What is required
Restate all of the entries exactly, dropping any pictures they hold.

Stored data entries
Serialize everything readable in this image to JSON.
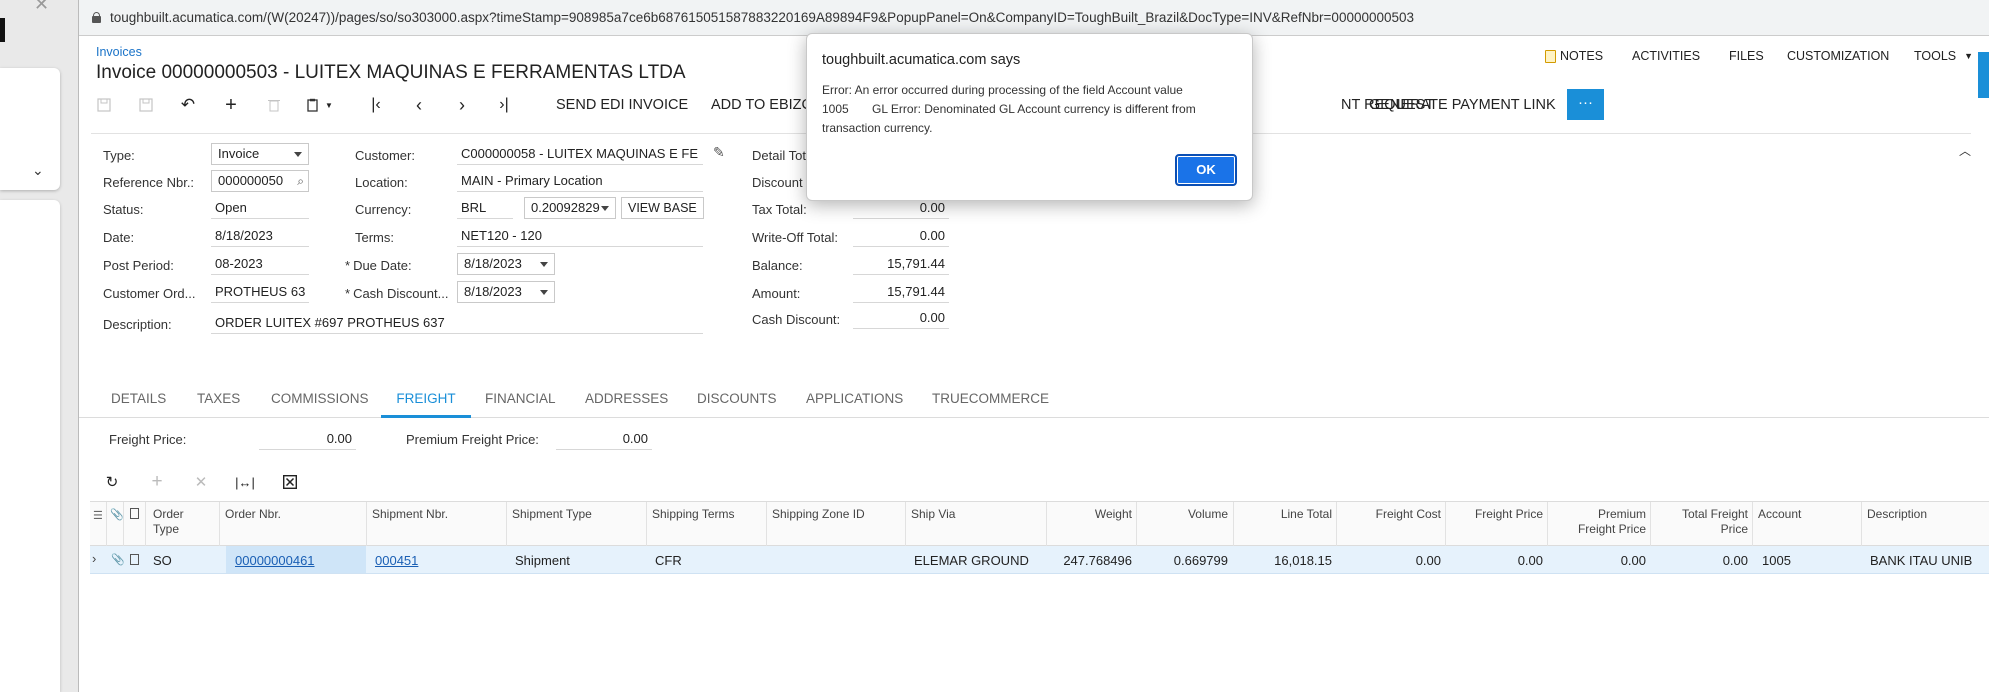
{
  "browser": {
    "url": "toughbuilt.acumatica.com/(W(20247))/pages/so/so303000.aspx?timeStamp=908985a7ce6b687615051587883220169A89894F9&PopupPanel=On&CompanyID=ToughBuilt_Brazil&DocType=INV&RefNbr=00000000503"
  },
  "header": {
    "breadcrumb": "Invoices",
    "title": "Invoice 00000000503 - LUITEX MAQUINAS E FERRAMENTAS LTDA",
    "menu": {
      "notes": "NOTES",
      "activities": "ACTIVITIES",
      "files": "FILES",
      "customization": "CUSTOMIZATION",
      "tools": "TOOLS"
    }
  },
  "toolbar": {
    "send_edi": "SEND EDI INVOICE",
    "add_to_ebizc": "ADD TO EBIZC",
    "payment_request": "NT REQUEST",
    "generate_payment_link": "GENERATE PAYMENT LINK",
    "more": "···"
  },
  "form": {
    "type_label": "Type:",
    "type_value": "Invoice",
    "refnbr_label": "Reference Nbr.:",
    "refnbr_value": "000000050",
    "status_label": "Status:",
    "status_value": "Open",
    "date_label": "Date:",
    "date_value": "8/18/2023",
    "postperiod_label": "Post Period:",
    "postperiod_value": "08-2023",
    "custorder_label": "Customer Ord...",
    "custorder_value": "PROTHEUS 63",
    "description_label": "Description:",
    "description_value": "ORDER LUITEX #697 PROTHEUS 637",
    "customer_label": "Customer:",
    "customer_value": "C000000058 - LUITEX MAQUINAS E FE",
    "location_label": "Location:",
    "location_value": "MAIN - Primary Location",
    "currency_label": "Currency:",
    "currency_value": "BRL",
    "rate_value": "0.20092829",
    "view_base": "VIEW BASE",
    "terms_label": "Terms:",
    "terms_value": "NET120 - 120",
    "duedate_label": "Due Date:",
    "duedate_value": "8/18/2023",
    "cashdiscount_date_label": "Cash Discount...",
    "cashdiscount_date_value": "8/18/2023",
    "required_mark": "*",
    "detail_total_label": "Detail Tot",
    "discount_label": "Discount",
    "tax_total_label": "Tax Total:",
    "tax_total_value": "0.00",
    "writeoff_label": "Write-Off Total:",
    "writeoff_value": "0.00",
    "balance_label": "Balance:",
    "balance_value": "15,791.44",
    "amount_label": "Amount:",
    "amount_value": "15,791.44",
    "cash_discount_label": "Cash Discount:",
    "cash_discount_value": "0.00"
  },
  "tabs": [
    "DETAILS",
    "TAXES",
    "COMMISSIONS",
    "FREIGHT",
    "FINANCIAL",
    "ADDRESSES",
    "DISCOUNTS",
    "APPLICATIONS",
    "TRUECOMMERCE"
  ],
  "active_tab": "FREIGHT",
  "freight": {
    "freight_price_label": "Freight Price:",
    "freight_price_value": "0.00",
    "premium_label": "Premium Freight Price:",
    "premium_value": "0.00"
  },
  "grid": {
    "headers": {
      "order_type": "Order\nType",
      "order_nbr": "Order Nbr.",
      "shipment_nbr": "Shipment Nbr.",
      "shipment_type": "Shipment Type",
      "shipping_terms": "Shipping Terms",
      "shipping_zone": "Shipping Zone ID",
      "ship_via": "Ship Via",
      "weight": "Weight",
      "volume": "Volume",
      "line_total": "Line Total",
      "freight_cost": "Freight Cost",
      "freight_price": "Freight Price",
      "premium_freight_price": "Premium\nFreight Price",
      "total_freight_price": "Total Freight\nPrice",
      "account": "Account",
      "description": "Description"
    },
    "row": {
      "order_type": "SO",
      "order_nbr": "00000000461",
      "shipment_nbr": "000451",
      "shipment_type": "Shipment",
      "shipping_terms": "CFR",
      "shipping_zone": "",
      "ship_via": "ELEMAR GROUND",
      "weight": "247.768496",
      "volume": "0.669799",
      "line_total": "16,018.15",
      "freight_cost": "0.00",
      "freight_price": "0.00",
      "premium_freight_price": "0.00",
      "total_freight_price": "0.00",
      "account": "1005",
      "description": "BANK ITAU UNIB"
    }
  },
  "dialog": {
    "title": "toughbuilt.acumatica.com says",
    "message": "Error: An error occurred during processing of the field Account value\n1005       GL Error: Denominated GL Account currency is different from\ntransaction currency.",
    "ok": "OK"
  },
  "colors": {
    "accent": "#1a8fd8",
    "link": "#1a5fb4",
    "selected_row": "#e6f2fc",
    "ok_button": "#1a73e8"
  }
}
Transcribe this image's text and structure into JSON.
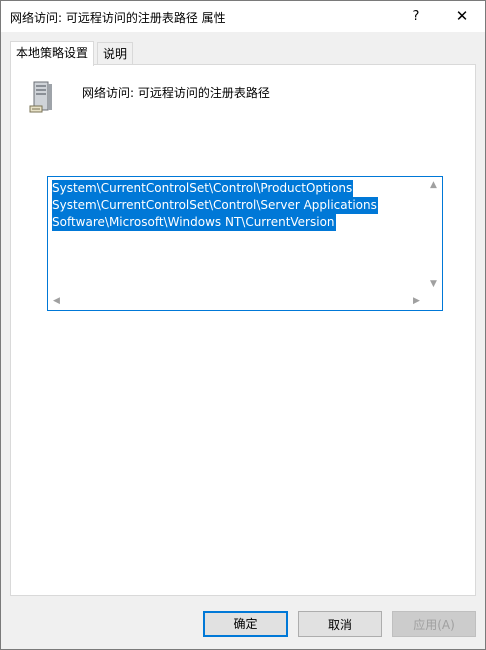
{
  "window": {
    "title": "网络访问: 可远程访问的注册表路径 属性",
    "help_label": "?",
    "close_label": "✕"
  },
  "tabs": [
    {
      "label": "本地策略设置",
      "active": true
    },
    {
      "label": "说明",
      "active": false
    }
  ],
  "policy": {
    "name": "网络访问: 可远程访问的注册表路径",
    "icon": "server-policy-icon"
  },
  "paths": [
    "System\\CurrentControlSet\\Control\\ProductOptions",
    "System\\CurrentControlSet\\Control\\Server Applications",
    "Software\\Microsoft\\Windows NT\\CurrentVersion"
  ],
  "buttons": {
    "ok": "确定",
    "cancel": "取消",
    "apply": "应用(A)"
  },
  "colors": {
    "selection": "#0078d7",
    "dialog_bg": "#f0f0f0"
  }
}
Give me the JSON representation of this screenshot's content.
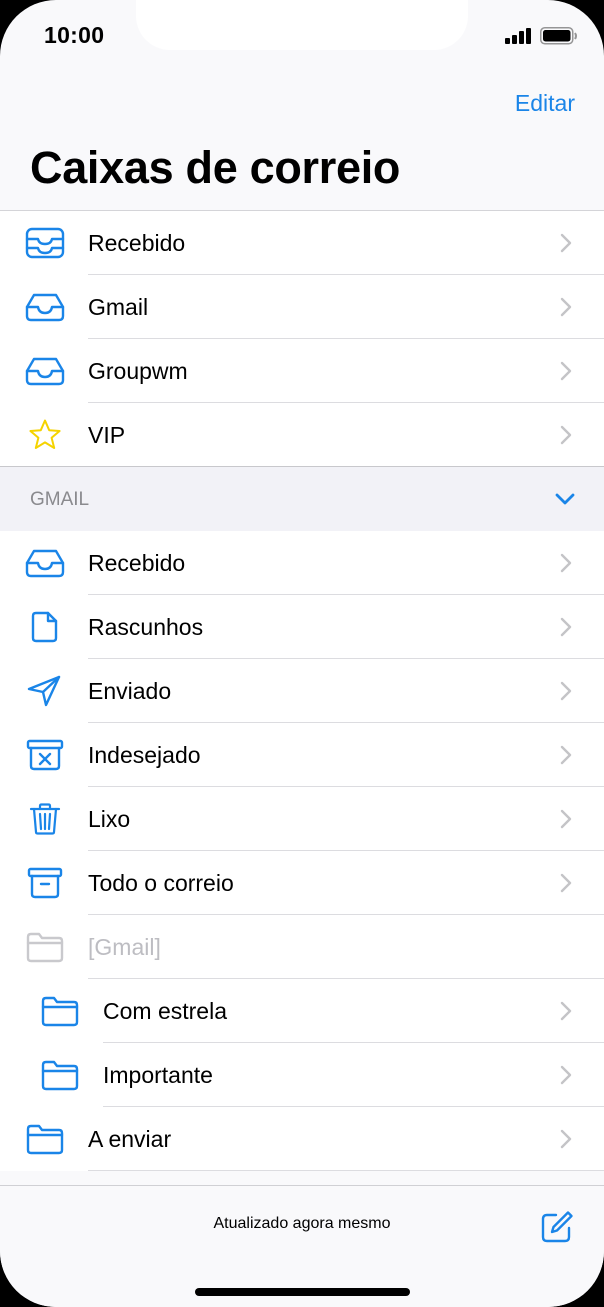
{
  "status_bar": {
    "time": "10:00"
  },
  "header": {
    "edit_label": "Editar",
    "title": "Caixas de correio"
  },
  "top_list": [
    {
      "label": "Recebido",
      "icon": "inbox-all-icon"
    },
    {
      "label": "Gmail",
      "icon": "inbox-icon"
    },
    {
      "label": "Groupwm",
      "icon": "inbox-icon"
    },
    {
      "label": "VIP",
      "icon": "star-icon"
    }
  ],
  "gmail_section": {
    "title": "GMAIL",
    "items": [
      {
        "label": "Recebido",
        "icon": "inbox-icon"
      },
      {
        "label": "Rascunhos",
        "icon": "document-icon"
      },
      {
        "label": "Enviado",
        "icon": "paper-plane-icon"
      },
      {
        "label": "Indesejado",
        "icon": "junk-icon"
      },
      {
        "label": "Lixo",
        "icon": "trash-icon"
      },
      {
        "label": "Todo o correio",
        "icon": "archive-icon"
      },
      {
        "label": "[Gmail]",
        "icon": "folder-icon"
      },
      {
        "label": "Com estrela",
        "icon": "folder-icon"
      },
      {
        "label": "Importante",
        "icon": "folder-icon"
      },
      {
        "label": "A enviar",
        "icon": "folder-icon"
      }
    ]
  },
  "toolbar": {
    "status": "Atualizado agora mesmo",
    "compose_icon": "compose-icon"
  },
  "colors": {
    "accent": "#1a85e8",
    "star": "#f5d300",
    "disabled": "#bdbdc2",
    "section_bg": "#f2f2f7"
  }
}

Response
Serialize everything readable in this image to JSON.
{
  "browser": {
    "url": "toughbuilt.acumatica.com/(W(20247))/pages/so/so303000.aspx?timeStamp=908985a7ce6b687615051587883220169A89894F9&PopupPanel=On&CompanyID=ToughBuilt_Brazil&DocType=INV&RefNbr=00000000503"
  },
  "header": {
    "breadcrumb": "Invoices",
    "title": "Invoice 00000000503 - LUITEX MAQUINAS E FERRAMENTAS LTDA",
    "menu": {
      "notes": "NOTES",
      "activities": "ACTIVITIES",
      "files": "FILES",
      "customization": "CUSTOMIZATION",
      "tools": "TOOLS"
    }
  },
  "toolbar": {
    "send_edi": "SEND EDI INVOICE",
    "add_to_ebizc": "ADD TO EBIZC",
    "payment_request": "NT REQUEST",
    "generate_payment_link": "GENERATE PAYMENT LINK",
    "more": "···"
  },
  "form": {
    "type_label": "Type:",
    "type_value": "Invoice",
    "refnbr_label": "Reference Nbr.:",
    "refnbr_value": "000000050",
    "status_label": "Status:",
    "status_value": "Open",
    "date_label": "Date:",
    "date_value": "8/18/2023",
    "postperiod_label": "Post Period:",
    "postperiod_value": "08-2023",
    "custorder_label": "Customer Ord...",
    "custorder_value": "PROTHEUS 63",
    "description_label": "Description:",
    "description_value": "ORDER LUITEX #697 PROTHEUS 637",
    "customer_label": "Customer:",
    "customer_value": "C000000058 - LUITEX MAQUINAS E FE",
    "location_label": "Location:",
    "location_value": "MAIN - Primary Location",
    "currency_label": "Currency:",
    "currency_value": "BRL",
    "rate_value": "0.20092829",
    "view_base": "VIEW BASE",
    "terms_label": "Terms:",
    "terms_value": "NET120 - 120",
    "duedate_label": "Due Date:",
    "duedate_value": "8/18/2023",
    "cashdiscount_date_label": "Cash Discount...",
    "cashdiscount_date_value": "8/18/2023",
    "required_mark": "*",
    "detail_total_label": "Detail Tot",
    "discount_label": "Discount",
    "tax_total_label": "Tax Total:",
    "tax_total_value": "0.00",
    "writeoff_label": "Write-Off Total:",
    "writeoff_value": "0.00",
    "balance_label": "Balance:",
    "balance_value": "15,791.44",
    "amount_label": "Amount:",
    "amount_value": "15,791.44",
    "cash_discount_label": "Cash Discount:",
    "cash_discount_value": "0.00"
  },
  "tabs": [
    "DETAILS",
    "TAXES",
    "COMMISSIONS",
    "FREIGHT",
    "FINANCIAL",
    "ADDRESSES",
    "DISCOUNTS",
    "APPLICATIONS",
    "TRUECOMMERCE"
  ],
  "active_tab": "FREIGHT",
  "freight": {
    "freight_price_label": "Freight Price:",
    "freight_price_value": "0.00",
    "premium_label": "Premium Freight Price:",
    "premium_value": "0.00"
  },
  "grid": {
    "headers": {
      "order_type": "Order\nType",
      "order_nbr": "Order Nbr.",
      "shipment_nbr": "Shipment Nbr.",
      "shipment_type": "Shipment Type",
      "shipping_terms": "Shipping Terms",
      "shipping_zone": "Shipping Zone ID",
      "ship_via": "Ship Via",
      "weight": "Weight",
      "volume": "Volume",
      "line_total": "Line Total",
      "freight_cost": "Freight Cost",
      "freight_price": "Freight Price",
      "premium_freight_price": "Premium\nFreight Price",
      "total_freight_price": "Total Freight\nPrice",
      "account": "Account",
      "description": "Description"
    },
    "row": {
      "order_type": "SO",
      "order_nbr": "00000000461",
      "shipment_nbr": "000451",
      "shipment_type": "Shipment",
      "shipping_terms": "CFR",
      "shipping_zone": "",
      "ship_via": "ELEMAR GROUND",
      "weight": "247.768496",
      "volume": "0.669799",
      "line_total": "16,018.15",
      "freight_cost": "0.00",
      "freight_price": "0.00",
      "premium_freight_price": "0.00",
      "total_freight_price": "0.00",
      "account": "1005",
      "description": "BANK ITAU UNIB"
    }
  },
  "dialog": {
    "title": "toughbuilt.acumatica.com says",
    "message": "Error: An error occurred during processing of the field Account value\n1005       GL Error: Denominated GL Account currency is different from\ntransaction currency.",
    "ok": "OK"
  },
  "colors": {
    "accent": "#1a8fd8",
    "link": "#1a5fb4",
    "selected_row": "#e6f2fc",
    "ok_button": "#1a73e8"
  }
}
Transcribe this image's text and structure into JSON.
{
  "window": {
    "title": "网络访问: 可远程访问的注册表路径 属性",
    "help_label": "?",
    "close_label": "✕"
  },
  "tabs": [
    {
      "label": "本地策略设置",
      "active": true
    },
    {
      "label": "说明",
      "active": false
    }
  ],
  "policy": {
    "name": "网络访问: 可远程访问的注册表路径",
    "icon": "server-policy-icon"
  },
  "paths": [
    "System\\CurrentControlSet\\Control\\ProductOptions",
    "System\\CurrentControlSet\\Control\\Server Applications",
    "Software\\Microsoft\\Windows NT\\CurrentVersion"
  ],
  "buttons": {
    "ok": "确定",
    "cancel": "取消",
    "apply": "应用(A)"
  },
  "colors": {
    "selection": "#0078d7",
    "dialog_bg": "#f0f0f0"
  }
}
Give me the JSON representation of this screenshot's content.
{
  "status_bar": {
    "time": "10:00"
  },
  "header": {
    "edit_label": "Editar",
    "title": "Caixas de correio"
  },
  "top_list": [
    {
      "label": "Recebido",
      "icon": "inbox-all-icon"
    },
    {
      "label": "Gmail",
      "icon": "inbox-icon"
    },
    {
      "label": "Groupwm",
      "icon": "inbox-icon"
    },
    {
      "label": "VIP",
      "icon": "star-icon"
    }
  ],
  "gmail_section": {
    "title": "GMAIL",
    "items": [
      {
        "label": "Recebido",
        "icon": "inbox-icon"
      },
      {
        "label": "Rascunhos",
        "icon": "document-icon"
      },
      {
        "label": "Enviado",
        "icon": "paper-plane-icon"
      },
      {
        "label": "Indesejado",
        "icon": "junk-icon"
      },
      {
        "label": "Lixo",
        "icon": "trash-icon"
      },
      {
        "label": "Todo o correio",
        "icon": "archive-icon"
      },
      {
        "label": "[Gmail]",
        "icon": "folder-icon"
      },
      {
        "label": "Com estrela",
        "icon": "folder-icon"
      },
      {
        "label": "Importante",
        "icon": "folder-icon"
      },
      {
        "label": "A enviar",
        "icon": "folder-icon"
      }
    ]
  },
  "toolbar": {
    "status": "Atualizado agora mesmo",
    "compose_icon": "compose-icon"
  },
  "colors": {
    "accent": "#1a85e8",
    "star": "#f5d300",
    "disabled": "#bdbdc2",
    "section_bg": "#f2f2f7"
  }
}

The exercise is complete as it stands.